Copy out all lines of the records in which the word "београдска" appears.

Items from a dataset
========

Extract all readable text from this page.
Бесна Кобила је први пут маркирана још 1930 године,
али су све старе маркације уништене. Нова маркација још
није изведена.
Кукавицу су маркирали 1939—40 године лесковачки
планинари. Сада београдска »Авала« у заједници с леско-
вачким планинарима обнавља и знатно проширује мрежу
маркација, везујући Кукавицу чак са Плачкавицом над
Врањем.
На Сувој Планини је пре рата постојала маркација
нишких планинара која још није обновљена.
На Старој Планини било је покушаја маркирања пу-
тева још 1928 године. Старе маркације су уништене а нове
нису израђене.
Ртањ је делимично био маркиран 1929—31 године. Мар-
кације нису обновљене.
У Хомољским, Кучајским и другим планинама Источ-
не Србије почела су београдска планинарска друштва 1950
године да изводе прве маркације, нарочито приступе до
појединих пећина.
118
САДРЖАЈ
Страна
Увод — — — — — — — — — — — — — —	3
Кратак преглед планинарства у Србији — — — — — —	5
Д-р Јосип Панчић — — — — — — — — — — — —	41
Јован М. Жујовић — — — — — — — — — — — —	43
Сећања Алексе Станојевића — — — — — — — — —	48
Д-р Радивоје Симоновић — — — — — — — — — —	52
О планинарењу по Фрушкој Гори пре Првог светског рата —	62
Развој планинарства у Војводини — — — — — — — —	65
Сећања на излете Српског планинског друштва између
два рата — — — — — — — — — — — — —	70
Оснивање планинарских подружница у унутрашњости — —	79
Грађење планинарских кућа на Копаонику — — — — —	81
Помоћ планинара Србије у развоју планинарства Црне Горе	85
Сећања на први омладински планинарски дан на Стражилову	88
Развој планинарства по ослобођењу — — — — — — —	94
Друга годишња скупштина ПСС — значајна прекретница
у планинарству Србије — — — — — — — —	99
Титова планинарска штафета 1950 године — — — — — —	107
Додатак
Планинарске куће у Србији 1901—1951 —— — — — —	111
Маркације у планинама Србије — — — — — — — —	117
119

========

_Solution_.
планинари. Сада београдска »Авала« у заједници с леско-
не Србије почела су београдска планинарска друштва 1950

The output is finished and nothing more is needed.